### DIRECTION
Reproduce each line exactly.

[begin EXERCISE DATA]

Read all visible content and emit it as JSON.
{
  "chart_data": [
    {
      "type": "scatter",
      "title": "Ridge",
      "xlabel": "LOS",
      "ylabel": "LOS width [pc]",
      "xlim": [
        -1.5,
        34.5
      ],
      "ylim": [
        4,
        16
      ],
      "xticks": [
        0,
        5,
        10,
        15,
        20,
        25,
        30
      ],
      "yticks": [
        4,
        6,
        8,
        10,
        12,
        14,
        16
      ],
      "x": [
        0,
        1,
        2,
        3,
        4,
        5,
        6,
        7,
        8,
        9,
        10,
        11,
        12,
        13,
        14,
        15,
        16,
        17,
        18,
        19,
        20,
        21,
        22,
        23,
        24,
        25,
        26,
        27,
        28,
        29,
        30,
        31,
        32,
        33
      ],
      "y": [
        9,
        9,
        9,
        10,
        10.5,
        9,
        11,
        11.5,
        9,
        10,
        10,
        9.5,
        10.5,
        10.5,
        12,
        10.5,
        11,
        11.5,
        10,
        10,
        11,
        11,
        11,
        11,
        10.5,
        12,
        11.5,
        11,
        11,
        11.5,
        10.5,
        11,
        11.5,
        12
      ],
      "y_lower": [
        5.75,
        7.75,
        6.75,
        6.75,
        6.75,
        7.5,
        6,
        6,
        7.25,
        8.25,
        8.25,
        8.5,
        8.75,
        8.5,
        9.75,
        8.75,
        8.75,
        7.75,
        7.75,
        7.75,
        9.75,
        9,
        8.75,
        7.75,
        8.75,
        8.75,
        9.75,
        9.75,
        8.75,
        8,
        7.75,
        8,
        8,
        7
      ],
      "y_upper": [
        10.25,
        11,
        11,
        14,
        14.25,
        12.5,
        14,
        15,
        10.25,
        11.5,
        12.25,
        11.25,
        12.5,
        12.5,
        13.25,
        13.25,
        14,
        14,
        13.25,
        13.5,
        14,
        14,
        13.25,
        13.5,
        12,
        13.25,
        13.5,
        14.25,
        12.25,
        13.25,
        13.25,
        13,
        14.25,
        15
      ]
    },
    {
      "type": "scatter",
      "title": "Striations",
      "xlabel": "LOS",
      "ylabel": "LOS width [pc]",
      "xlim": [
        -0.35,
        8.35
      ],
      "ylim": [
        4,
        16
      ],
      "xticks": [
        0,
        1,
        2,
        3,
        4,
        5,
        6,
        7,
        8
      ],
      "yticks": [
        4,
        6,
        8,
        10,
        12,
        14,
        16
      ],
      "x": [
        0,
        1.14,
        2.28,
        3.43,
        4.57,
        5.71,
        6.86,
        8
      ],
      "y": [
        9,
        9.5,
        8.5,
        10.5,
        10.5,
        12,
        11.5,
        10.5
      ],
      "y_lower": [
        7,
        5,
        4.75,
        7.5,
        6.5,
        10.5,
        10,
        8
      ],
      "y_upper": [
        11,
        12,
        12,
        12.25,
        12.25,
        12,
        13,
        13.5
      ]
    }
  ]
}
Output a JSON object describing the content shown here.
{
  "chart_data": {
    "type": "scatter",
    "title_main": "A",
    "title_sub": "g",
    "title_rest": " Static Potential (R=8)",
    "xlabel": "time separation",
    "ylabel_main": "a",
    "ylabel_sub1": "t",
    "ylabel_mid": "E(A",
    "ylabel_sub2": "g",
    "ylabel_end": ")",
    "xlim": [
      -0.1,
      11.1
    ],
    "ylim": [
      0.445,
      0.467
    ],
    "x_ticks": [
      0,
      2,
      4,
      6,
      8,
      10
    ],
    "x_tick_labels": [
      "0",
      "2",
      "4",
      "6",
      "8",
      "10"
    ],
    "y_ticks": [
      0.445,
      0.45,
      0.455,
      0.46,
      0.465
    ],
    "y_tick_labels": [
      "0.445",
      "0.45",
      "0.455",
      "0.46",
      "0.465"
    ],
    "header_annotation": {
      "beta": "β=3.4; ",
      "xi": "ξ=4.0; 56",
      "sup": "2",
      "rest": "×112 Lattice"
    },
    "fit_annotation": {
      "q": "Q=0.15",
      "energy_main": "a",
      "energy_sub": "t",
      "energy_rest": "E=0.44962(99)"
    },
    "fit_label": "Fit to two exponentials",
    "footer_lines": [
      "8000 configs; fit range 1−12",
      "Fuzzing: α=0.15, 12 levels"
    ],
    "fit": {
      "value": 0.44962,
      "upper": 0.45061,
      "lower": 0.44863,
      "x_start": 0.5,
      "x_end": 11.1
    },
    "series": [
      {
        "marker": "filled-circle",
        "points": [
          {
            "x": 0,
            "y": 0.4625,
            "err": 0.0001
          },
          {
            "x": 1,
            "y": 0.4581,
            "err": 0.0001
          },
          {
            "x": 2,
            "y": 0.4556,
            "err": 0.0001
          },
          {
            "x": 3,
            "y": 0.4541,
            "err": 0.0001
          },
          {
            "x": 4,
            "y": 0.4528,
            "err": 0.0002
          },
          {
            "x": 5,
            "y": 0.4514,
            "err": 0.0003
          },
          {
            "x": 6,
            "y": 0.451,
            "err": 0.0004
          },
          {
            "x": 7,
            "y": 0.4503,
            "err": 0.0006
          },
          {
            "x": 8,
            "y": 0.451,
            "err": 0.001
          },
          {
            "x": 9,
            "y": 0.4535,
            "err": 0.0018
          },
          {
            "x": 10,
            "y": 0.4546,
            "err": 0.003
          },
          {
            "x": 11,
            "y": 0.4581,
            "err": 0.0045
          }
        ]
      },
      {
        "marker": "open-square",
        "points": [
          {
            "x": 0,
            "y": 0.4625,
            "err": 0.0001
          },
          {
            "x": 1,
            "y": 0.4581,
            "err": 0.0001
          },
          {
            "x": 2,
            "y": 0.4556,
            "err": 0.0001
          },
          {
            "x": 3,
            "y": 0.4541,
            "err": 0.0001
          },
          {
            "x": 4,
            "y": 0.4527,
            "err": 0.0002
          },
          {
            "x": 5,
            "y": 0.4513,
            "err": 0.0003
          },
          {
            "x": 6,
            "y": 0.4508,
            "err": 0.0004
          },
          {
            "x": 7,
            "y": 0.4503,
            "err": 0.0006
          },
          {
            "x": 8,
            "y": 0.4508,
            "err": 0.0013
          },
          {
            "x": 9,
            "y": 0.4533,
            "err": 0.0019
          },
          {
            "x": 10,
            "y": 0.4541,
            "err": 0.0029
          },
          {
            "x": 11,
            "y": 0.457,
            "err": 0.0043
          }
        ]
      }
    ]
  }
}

[end EXERCISE DATA]

### CORRECT ANSWER
Read all visible content and emit it as JSON.
{
  "chart_data": [
    {
      "type": "scatter",
      "title": "Ridge",
      "xlabel": "LOS",
      "ylabel": "LOS width [pc]",
      "xlim": [
        -1.5,
        34.5
      ],
      "ylim": [
        4,
        16
      ],
      "xticks": [
        0,
        5,
        10,
        15,
        20,
        25,
        30
      ],
      "yticks": [
        4,
        6,
        8,
        10,
        12,
        14,
        16
      ],
      "x": [
        0,
        1,
        2,
        3,
        4,
        5,
        6,
        7,
        8,
        9,
        10,
        11,
        12,
        13,
        14,
        15,
        16,
        17,
        18,
        19,
        20,
        21,
        22,
        23,
        24,
        25,
        26,
        27,
        28,
        29,
        30,
        31,
        32,
        33
      ],
      "y": [
        9,
        9,
        9,
        10,
        10.5,
        9,
        11,
        11.5,
        9,
        10,
        10,
        9.5,
        10.5,
        10.5,
        12,
        10.5,
        11,
        11.5,
        10,
        10,
        11,
        11,
        11,
        11,
        10.5,
        12,
        11.5,
        11,
        11,
        11.5,
        10.5,
        11,
        11.5,
        12
      ],
      "y_lower": [
        5.75,
        7.75,
        6.75,
        6.75,
        6.75,
        7.5,
        6,
        6,
        7.25,
        8.25,
        8.25,
        8.5,
        8.75,
        8.5,
        9.75,
        8.75,
        8.75,
        7.75,
        7.75,
        7.75,
        9.75,
        9,
        8.75,
        7.75,
        8.75,
        8.75,
        9.75,
        9.75,
        8.75,
        8,
        7.75,
        8,
        8,
        7
      ],
      "y_upper": [
        10.25,
        11,
        11,
        14,
        14.25,
        12.5,
        14,
        15,
        10.25,
        11.5,
        12.25,
        11.25,
        12.5,
        12.5,
        13.25,
        13.25,
        14,
        14,
        13.25,
        13.5,
        14,
        14,
        13.25,
        13.5,
        12,
        13.25,
        13.5,
        14.25,
        12.25,
        13.25,
        13.25,
        13,
        14.25,
        15
      ]
    },
    {
      "type": "scatter",
      "title": "Striations",
      "xlabel": "LOS",
      "ylabel": "LOS width [pc]",
      "xlim": [
        -0.35,
        8.35
      ],
      "ylim": [
        4,
        16
      ],
      "xticks": [
        0,
        1,
        2,
        3,
        4,
        5,
        6,
        7,
        8
      ],
      "yticks": [
        4,
        6,
        8,
        10,
        12,
        14,
        16
      ],
      "x": [
        0,
        1.14,
        2.28,
        3.43,
        4.57,
        5.71,
        6.86,
        8
      ],
      "y": [
        9,
        9.5,
        8.5,
        10.5,
        10.5,
        12,
        11.5,
        10.5
      ],
      "y_lower": [
        7,
        5,
        4.75,
        7.5,
        6.5,
        10.5,
        10,
        8
      ],
      "y_upper": [
        11,
        12,
        12,
        12.25,
        12.25,
        12,
        13,
        13.5
      ]
    }
  ]
}
Output a JSON object describing the content shown here.
{
  "chart_data": {
    "type": "scatter",
    "title_main": "A",
    "title_sub": "g",
    "title_rest": " Static Potential (R=8)",
    "xlabel": "time separation",
    "ylabel_main": "a",
    "ylabel_sub1": "t",
    "ylabel_mid": "E(A",
    "ylabel_sub2": "g",
    "ylabel_end": ")",
    "xlim": [
      -0.1,
      11.1
    ],
    "ylim": [
      0.445,
      0.467
    ],
    "x_ticks": [
      0,
      2,
      4,
      6,
      8,
      10
    ],
    "x_tick_labels": [
      "0",
      "2",
      "4",
      "6",
      "8",
      "10"
    ],
    "y_ticks": [
      0.445,
      0.45,
      0.455,
      0.46,
      0.465
    ],
    "y_tick_labels": [
      "0.445",
      "0.45",
      "0.455",
      "0.46",
      "0.465"
    ],
    "header_annotation": {
      "beta": "β=3.4; ",
      "xi": "ξ=4.0; 56",
      "sup": "2",
      "rest": "×112 Lattice"
    },
    "fit_annotation": {
      "q": "Q=0.15",
      "energy_main": "a",
      "energy_sub": "t",
      "energy_rest": "E=0.44962(99)"
    },
    "fit_label": "Fit to two exponentials",
    "footer_lines": [
      "8000 configs; fit range 1−12",
      "Fuzzing: α=0.15, 12 levels"
    ],
    "fit": {
      "value": 0.44962,
      "upper": 0.45061,
      "lower": 0.44863,
      "x_start": 0.5,
      "x_end": 11.1
    },
    "series": [
      {
        "marker": "filled-circle",
        "points": [
          {
            "x": 0,
            "y": 0.4625,
            "err": 0.0001
          },
          {
            "x": 1,
            "y": 0.4581,
            "err": 0.0001
          },
          {
            "x": 2,
            "y": 0.4556,
            "err": 0.0001
          },
          {
            "x": 3,
            "y": 0.4541,
            "err": 0.0001
          },
          {
            "x": 4,
            "y": 0.4528,
            "err": 0.0002
          },
          {
            "x": 5,
            "y": 0.4514,
            "err": 0.0003
          },
          {
            "x": 6,
            "y": 0.451,
            "err": 0.0004
          },
          {
            "x": 7,
            "y": 0.4503,
            "err": 0.0006
          },
          {
            "x": 8,
            "y": 0.451,
            "err": 0.001
          },
          {
            "x": 9,
            "y": 0.4535,
            "err": 0.0018
          },
          {
            "x": 10,
            "y": 0.4546,
            "err": 0.003
          },
          {
            "x": 11,
            "y": 0.4581,
            "err": 0.0045
          }
        ]
      },
      {
        "marker": "open-square",
        "points": [
          {
            "x": 0,
            "y": 0.4625,
            "err": 0.0001
          },
          {
            "x": 1,
            "y": 0.4581,
            "err": 0.0001
          },
          {
            "x": 2,
            "y": 0.4556,
            "err": 0.0001
          },
          {
            "x": 3,
            "y": 0.4541,
            "err": 0.0001
          },
          {
            "x": 4,
            "y": 0.4527,
            "err": 0.0002
          },
          {
            "x": 5,
            "y": 0.4513,
            "err": 0.0003
          },
          {
            "x": 6,
            "y": 0.4508,
            "err": 0.0004
          },
          {
            "x": 7,
            "y": 0.4503,
            "err": 0.0006
          },
          {
            "x": 8,
            "y": 0.4508,
            "err": 0.0013
          },
          {
            "x": 9,
            "y": 0.4533,
            "err": 0.0019
          },
          {
            "x": 10,
            "y": 0.4541,
            "err": 0.0029
          },
          {
            "x": 11,
            "y": 0.457,
            "err": 0.0043
          }
        ]
      }
    ]
  }
}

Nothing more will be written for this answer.